[Objective] From the listing below, extract every line containing "Emiratele".

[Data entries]
****
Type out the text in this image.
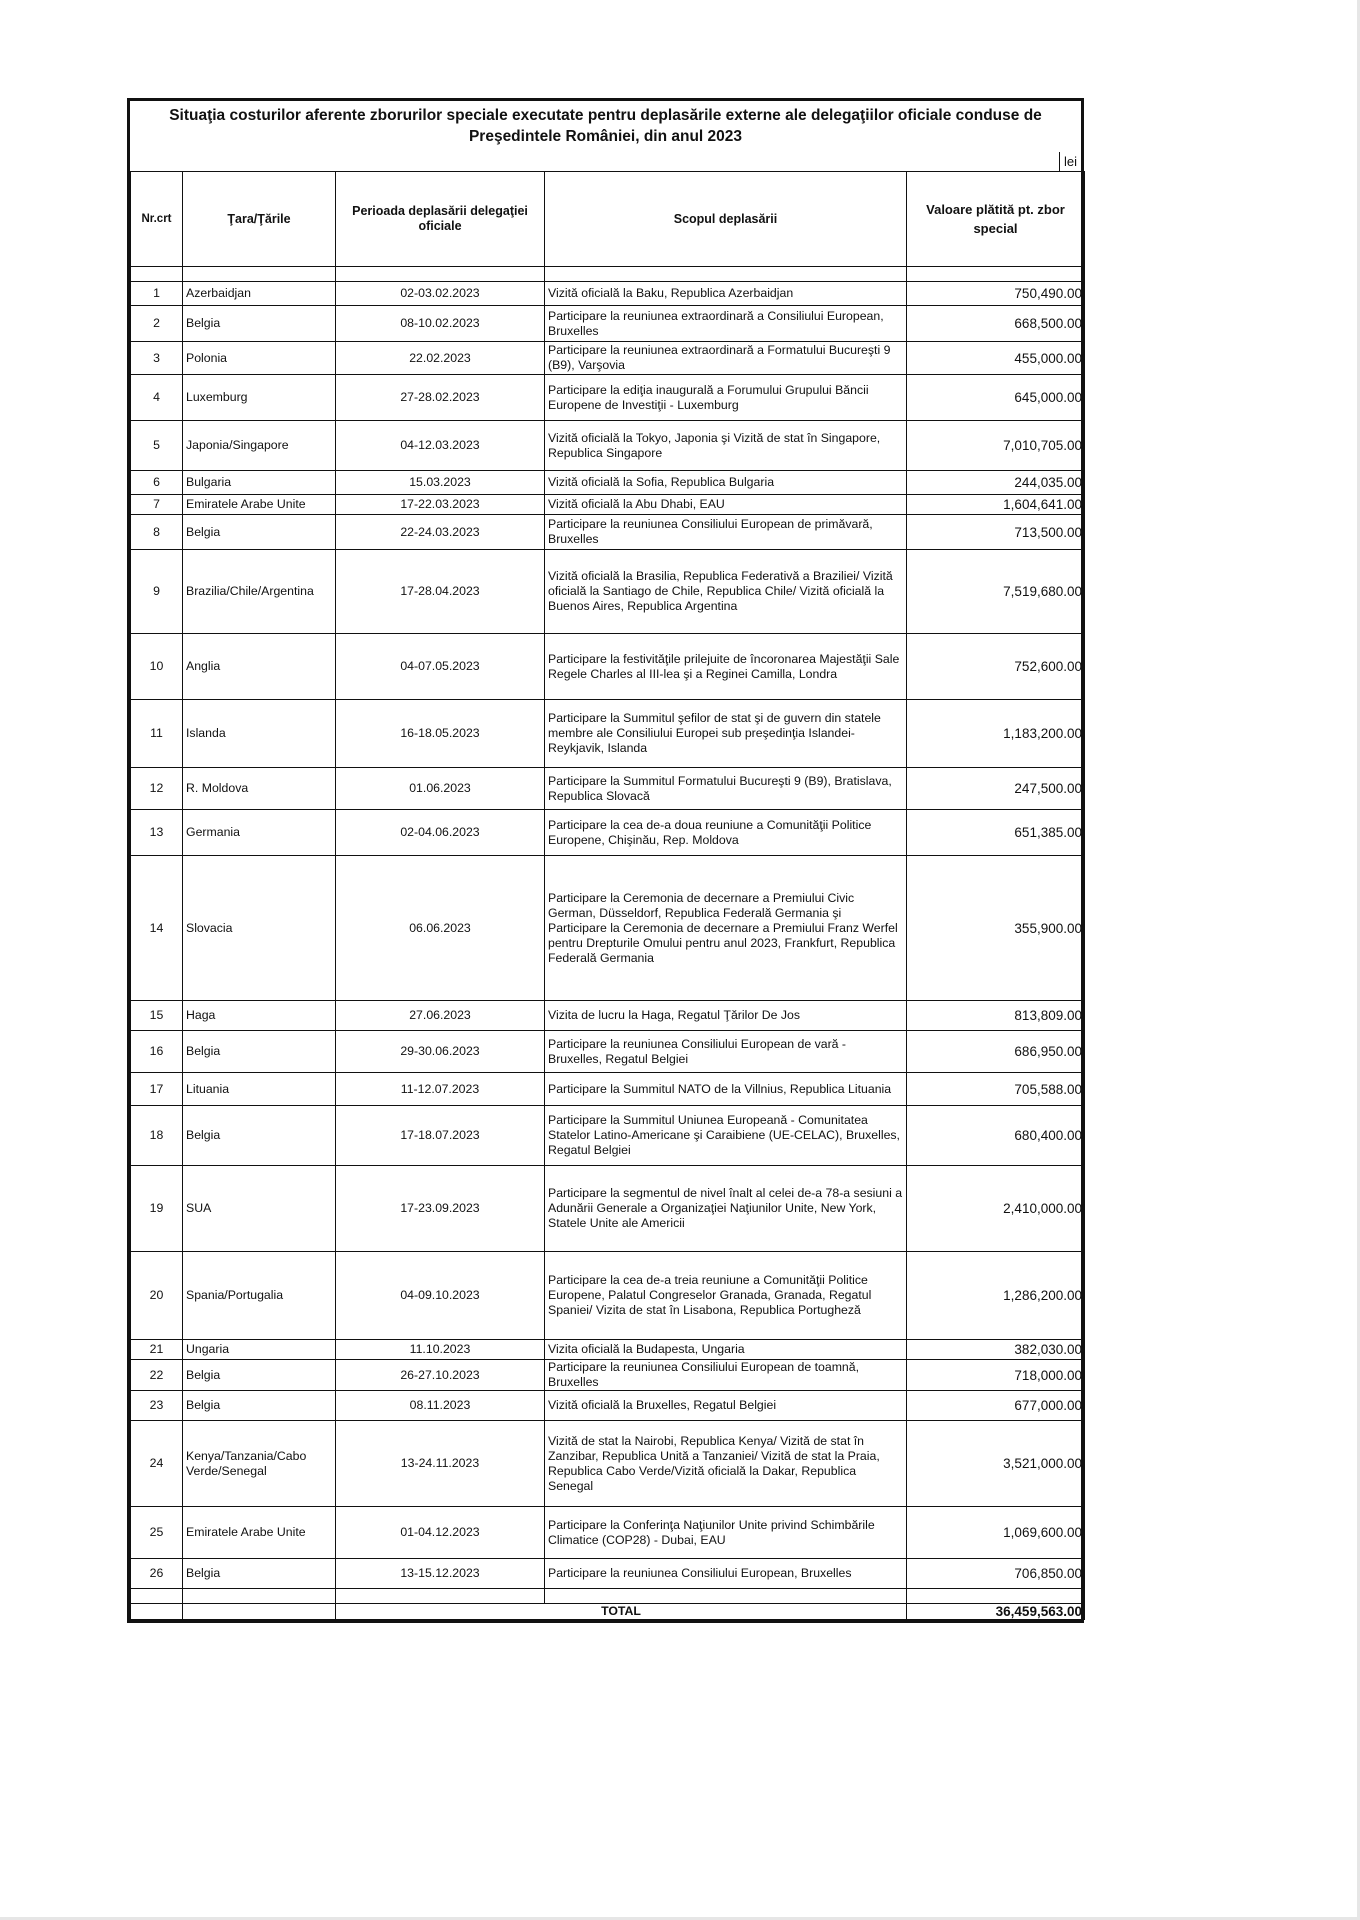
Situaţia costurilor aferente zborurilor speciale executate pentru deplasările externe ale delegaţiilor oficiale conduse de Preşedintele României, din anul 2023
lei
Nr.crt	Ţara/Ţările	Perioada deplasării delegaţiei oficiale	Scopul deplasării	Valoare plătită pt. zbor special

1	Azerbaidjan	02-03.02.2023	Vizită oficială la Baku, Republica Azerbaidjan	750,490.00
2	Belgia	08-10.02.2023	Participare la reuniunea extraordinară a Consiliului European, Bruxelles	668,500.00
3	Polonia	22.02.2023	Participare la reuniunea extraordinară a Formatului Bucureşti 9 (B9), Varşovia	455,000.00
4	Luxemburg	27-28.02.2023	Participare la ediţia inaugurală a Forumului Grupului Băncii Europene de Investiţii - Luxemburg	645,000.00
5	Japonia/Singapore	04-12.03.2023	Vizită oficială la Tokyo, Japonia şi Vizită de stat în Singapore, Republica Singapore	7,010,705.00
6	Bulgaria	15.03.2023	Vizită oficială la Sofia, Republica Bulgaria	244,035.00
7	Emiratele Arabe Unite	17-22.03.2023	Vizită oficială la Abu Dhabi, EAU	1,604,641.00
8	Belgia	22-24.03.2023	Participare la reuniunea Consiliului European de primăvară, Bruxelles	713,500.00
9	Brazilia/Chile/Argentina	17-28.04.2023	Vizită oficială la Brasilia, Republica Federativă a Braziliei/ Vizită oficială la Santiago de Chile, Republica Chile/ Vizită oficială la Buenos Aires, Republica Argentina	7,519,680.00
10	Anglia	04-07.05.2023	Participare la festivităţile prilejuite de încoronarea Majestăţii Sale Regele Charles al III-lea şi a Reginei Camilla, Londra	752,600.00
11	Islanda	16-18.05.2023	Participare la Summitul şefilor de stat şi de guvern din statele membre ale Consiliului Europei sub preşedinţia Islandei- Reykjavik, Islanda	1,183,200.00
12	R. Moldova	01.06.2023	Participare la Summitul Formatului Bucureşti 9 (B9), Bratislava, Republica Slovacă	247,500.00
13	Germania	02-04.06.2023	Participare la cea de-a doua reuniune a Comunităţii Politice Europene, Chişinău, Rep. Moldova	651,385.00
14	Slovacia	06.06.2023	Participare la Ceremonia de decernare a Premiului Civic German, Düsseldorf, Republica Federală Germania şi Participare la Ceremonia de decernare a Premiului Franz Werfel pentru Drepturile Omului pentru anul 2023, Frankfurt, Republica Federală Germania	355,900.00
15	Haga	27.06.2023	Vizita de lucru la Haga, Regatul Ţărilor De Jos	813,809.00
16	Belgia	29-30.06.2023	Participare la reuniunea Consiliului European de vară - Bruxelles, Regatul Belgiei	686,950.00
17	Lituania	11-12.07.2023	Participare la Summitul NATO de la Villnius, Republica Lituania	705,588.00
18	Belgia	17-18.07.2023	Participare la Summitul Uniunea Europeană - Comunitatea Statelor Latino-Americane şi Caraibiene (UE-CELAC), Bruxelles, Regatul Belgiei	680,400.00
19	SUA	17-23.09.2023	Participare la segmentul de nivel înalt al celei de-a 78-a sesiuni a Adunării Generale a Organizaţiei Naţiunilor Unite, New York, Statele Unite ale Americii	2,410,000.00
20	Spania/Portugalia	04-09.10.2023	Participare la cea de-a treia reuniune a Comunităţii Politice Europene, Palatul Congreselor Granada, Granada, Regatul Spaniei/ Vizita de stat în Lisabona, Republica Portugheză	1,286,200.00
21	Ungaria	11.10.2023	Vizita oficială la Budapesta, Ungaria	382,030.00
22	Belgia	26-27.10.2023	Participare la reuniunea Consiliului European de toamnă, Bruxelles	718,000.00
23	Belgia	08.11.2023	Vizită oficială la Bruxelles, Regatul Belgiei	677,000.00
24	Kenya/Tanzania/Cabo Verde/Senegal	13-24.11.2023	Vizită de stat la Nairobi, Republica Kenya/ Vizită de stat în Zanzibar, Republica Unită a Tanzaniei/ Vizită de stat la Praia, Republica Cabo Verde/Vizită oficială la Dakar, Republica Senegal	3,521,000.00
25	Emiratele Arabe Unite	01-04.12.2023	Participare la Conferinţa Naţiunilor Unite privind Schimbările Climatice (COP28) - Dubai, EAU	1,069,600.00
26	Belgia	13-15.12.2023	Participare la reuniunea Consiliului European, Bruxelles	706,850.00

		TOTAL		36,459,563.00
****
[Answer to this task]
7	Emiratele Arabe Unite	17-22.03.2023	Vizită oficială la Abu Dhabi, EAU	1,604,641.00
25	Emiratele Arabe Unite	01-04.12.2023	Participare la Conferinţa Naţiunilor Unite privind Schimbările Climatice (COP28) - Dubai, EAU	1,069,600.00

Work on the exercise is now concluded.